-- START OF Working data --

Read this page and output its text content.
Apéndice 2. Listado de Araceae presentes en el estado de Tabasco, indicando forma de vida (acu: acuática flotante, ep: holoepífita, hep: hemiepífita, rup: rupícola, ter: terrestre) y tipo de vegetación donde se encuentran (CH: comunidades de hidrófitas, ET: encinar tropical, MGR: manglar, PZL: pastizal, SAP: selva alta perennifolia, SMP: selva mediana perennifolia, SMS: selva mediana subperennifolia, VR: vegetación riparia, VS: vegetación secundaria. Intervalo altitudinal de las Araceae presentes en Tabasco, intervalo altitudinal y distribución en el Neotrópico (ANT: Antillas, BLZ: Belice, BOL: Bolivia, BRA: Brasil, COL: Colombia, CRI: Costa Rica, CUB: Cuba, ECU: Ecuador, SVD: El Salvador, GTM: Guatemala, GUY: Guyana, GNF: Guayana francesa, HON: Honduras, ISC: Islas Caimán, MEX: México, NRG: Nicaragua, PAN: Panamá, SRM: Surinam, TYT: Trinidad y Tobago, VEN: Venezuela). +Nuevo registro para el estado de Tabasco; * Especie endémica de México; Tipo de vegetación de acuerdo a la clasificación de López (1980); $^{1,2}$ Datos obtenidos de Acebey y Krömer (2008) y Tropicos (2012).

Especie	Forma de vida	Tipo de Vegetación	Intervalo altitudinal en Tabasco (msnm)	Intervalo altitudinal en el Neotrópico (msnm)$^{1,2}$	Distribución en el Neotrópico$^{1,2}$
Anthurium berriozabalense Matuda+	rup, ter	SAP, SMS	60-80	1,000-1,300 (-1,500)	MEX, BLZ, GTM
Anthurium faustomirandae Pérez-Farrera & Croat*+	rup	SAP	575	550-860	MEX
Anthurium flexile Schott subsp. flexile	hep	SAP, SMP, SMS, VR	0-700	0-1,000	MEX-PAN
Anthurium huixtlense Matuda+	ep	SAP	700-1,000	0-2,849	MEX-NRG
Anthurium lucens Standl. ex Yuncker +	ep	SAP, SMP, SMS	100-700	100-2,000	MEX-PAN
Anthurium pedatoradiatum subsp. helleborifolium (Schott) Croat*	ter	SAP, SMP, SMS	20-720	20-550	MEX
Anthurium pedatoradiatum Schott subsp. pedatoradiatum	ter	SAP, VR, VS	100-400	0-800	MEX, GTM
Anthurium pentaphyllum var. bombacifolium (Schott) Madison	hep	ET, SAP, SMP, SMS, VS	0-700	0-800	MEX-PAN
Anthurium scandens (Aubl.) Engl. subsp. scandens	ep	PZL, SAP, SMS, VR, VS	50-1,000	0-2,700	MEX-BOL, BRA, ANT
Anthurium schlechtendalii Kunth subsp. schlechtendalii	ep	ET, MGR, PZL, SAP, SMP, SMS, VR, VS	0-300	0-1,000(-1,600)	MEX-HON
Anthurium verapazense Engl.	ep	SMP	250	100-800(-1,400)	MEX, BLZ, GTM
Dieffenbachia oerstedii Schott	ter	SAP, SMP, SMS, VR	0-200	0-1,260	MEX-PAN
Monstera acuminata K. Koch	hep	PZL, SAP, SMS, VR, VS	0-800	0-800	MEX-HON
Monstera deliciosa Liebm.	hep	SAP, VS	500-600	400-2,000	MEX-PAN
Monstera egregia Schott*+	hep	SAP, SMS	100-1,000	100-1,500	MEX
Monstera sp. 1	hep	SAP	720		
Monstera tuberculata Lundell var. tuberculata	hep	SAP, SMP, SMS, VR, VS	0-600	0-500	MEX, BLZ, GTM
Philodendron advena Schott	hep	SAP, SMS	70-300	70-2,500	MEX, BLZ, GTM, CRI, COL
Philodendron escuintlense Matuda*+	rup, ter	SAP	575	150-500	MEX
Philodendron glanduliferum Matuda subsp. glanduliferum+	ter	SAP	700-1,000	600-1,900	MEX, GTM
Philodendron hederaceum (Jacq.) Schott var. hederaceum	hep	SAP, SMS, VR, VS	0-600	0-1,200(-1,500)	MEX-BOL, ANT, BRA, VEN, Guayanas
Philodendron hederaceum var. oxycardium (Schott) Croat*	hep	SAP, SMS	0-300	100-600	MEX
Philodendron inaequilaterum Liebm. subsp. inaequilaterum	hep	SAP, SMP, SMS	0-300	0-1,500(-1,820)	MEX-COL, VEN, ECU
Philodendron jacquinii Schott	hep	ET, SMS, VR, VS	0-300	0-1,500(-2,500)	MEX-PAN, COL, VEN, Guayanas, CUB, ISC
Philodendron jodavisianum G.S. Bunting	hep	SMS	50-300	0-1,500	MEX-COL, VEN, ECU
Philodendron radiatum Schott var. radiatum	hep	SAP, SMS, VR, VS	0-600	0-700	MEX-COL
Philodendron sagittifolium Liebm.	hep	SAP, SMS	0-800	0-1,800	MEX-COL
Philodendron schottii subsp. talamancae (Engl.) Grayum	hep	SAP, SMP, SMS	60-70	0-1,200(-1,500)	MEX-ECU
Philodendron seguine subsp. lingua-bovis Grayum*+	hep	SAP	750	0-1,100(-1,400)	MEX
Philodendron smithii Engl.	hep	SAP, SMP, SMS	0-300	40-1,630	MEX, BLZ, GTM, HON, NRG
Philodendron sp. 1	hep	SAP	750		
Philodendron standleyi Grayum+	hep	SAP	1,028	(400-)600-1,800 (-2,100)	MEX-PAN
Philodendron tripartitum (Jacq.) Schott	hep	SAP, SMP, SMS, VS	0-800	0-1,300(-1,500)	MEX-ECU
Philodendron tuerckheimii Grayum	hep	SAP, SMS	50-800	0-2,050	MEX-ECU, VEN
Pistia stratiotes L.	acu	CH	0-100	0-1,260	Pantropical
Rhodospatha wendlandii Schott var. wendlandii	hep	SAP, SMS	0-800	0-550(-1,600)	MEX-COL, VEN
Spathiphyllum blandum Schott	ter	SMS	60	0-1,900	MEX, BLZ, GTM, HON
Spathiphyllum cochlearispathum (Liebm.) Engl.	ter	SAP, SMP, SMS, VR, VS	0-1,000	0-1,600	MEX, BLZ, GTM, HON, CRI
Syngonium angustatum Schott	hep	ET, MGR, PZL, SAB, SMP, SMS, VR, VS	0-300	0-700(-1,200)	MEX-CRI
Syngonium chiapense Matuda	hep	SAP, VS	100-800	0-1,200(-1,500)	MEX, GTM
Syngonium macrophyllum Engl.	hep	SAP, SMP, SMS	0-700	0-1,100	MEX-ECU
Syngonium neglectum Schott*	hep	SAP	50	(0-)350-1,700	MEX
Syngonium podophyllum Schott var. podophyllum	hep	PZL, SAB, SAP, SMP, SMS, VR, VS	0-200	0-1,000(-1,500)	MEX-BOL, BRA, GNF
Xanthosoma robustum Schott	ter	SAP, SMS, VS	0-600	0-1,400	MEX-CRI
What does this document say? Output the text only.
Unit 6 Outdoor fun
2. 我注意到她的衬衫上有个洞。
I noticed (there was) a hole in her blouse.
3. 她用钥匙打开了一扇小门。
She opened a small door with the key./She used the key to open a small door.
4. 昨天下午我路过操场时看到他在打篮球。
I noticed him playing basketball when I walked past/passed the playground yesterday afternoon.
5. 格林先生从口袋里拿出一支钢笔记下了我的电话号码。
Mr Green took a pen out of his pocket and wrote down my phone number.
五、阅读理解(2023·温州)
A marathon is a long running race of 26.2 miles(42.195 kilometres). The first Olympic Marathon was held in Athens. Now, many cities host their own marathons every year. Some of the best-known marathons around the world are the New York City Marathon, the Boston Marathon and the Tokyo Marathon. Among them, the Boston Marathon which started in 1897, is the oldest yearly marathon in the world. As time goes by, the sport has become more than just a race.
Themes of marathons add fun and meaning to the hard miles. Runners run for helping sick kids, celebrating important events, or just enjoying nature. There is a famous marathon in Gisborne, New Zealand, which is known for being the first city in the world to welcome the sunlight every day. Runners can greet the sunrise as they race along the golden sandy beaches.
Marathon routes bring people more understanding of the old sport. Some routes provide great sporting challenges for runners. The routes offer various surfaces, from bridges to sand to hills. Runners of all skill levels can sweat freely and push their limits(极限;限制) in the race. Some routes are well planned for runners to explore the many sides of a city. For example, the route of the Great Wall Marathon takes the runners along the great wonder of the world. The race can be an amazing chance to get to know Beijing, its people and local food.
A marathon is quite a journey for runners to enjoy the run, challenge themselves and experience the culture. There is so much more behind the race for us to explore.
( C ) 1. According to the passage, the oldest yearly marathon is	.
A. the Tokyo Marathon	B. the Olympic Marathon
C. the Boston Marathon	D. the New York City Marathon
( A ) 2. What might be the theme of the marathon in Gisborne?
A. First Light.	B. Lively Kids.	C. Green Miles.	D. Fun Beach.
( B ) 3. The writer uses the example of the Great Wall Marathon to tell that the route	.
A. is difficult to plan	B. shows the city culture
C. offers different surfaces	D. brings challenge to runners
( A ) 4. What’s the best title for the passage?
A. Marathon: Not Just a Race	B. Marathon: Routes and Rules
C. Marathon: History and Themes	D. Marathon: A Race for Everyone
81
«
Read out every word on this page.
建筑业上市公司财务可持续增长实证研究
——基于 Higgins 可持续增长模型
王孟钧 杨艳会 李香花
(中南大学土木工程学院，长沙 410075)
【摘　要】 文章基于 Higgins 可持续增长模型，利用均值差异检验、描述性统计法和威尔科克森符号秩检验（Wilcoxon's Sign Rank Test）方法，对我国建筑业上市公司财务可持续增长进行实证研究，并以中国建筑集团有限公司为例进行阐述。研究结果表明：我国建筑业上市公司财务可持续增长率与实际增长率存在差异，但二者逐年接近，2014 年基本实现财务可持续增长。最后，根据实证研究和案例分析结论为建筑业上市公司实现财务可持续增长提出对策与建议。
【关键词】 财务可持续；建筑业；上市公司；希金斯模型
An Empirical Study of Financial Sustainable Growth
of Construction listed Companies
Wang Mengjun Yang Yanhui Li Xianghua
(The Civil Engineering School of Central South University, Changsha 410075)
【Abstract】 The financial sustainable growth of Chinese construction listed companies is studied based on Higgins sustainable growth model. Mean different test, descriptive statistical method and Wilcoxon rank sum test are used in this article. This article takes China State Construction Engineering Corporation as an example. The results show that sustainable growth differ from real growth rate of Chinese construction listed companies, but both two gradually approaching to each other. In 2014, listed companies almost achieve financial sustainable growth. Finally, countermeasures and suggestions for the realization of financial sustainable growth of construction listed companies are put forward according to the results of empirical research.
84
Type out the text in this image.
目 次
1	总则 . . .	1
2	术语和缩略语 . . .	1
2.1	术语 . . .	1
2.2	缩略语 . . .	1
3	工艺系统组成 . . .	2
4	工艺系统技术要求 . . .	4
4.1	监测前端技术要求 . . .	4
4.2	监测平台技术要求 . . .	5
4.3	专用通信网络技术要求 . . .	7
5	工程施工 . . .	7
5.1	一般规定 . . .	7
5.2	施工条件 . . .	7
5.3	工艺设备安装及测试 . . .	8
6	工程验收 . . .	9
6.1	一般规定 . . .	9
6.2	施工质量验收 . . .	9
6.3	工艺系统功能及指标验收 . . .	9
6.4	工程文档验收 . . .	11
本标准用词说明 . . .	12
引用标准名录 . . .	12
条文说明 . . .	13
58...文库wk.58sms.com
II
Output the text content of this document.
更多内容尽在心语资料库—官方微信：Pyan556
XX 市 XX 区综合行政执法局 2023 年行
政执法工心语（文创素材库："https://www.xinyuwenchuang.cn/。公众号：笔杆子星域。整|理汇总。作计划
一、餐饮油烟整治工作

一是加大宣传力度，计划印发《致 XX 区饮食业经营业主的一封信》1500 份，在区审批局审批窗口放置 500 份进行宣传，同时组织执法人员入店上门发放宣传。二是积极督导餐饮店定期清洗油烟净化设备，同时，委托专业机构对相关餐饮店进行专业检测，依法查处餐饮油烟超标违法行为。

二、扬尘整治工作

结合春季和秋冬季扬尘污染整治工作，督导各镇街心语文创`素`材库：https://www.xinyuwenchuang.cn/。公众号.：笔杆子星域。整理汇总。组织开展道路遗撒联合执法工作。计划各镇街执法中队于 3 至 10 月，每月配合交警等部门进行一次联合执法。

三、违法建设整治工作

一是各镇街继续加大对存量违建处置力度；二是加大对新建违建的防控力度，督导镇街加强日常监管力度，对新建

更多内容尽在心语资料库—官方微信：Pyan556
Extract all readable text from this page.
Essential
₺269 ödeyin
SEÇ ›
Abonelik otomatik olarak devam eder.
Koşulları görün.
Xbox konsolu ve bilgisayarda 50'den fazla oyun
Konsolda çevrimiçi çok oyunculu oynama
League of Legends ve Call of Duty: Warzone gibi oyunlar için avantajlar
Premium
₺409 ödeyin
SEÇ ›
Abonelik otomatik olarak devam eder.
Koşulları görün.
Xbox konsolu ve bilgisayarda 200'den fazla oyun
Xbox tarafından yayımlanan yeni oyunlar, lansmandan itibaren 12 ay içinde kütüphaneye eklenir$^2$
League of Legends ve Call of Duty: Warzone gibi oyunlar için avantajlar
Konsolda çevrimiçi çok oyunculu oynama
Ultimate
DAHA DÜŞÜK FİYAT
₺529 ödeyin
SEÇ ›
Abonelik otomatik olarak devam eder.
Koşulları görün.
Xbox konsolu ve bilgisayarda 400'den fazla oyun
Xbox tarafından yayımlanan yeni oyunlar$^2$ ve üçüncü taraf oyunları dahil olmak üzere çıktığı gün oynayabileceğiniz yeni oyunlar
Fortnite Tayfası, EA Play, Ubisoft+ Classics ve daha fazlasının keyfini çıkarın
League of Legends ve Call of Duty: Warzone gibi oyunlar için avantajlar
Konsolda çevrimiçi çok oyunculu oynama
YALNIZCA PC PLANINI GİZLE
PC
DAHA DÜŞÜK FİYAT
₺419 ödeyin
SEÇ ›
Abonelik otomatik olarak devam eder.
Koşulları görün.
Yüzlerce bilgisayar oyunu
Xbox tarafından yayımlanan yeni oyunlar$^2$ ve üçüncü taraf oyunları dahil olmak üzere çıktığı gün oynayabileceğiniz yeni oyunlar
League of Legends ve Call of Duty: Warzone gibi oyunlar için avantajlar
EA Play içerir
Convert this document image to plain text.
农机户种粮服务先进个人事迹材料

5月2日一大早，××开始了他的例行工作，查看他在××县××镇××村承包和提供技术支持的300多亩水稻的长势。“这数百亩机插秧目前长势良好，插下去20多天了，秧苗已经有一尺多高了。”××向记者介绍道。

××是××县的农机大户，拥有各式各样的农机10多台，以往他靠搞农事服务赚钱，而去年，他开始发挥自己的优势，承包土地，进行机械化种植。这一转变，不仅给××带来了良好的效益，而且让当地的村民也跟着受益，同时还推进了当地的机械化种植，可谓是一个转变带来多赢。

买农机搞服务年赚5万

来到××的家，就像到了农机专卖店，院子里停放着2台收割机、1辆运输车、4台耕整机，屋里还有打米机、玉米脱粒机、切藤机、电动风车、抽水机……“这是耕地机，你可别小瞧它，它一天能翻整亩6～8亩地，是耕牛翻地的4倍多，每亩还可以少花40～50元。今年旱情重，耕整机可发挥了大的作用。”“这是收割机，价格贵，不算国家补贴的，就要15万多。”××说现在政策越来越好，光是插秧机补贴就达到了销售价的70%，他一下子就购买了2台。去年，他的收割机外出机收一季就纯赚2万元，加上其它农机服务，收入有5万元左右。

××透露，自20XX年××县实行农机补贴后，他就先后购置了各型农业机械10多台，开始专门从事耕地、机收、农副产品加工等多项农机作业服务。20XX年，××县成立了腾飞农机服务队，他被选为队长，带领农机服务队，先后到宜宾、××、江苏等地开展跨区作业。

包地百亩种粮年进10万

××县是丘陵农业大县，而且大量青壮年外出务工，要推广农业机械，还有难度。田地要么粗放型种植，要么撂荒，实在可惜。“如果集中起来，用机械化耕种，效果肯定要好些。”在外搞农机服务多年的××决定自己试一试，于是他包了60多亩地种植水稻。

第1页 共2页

-- END OF Working data --

**Given request:** Count every line of the material above that holds the string "hederaceum", then state only the total.

**Reply to the exercise:** 2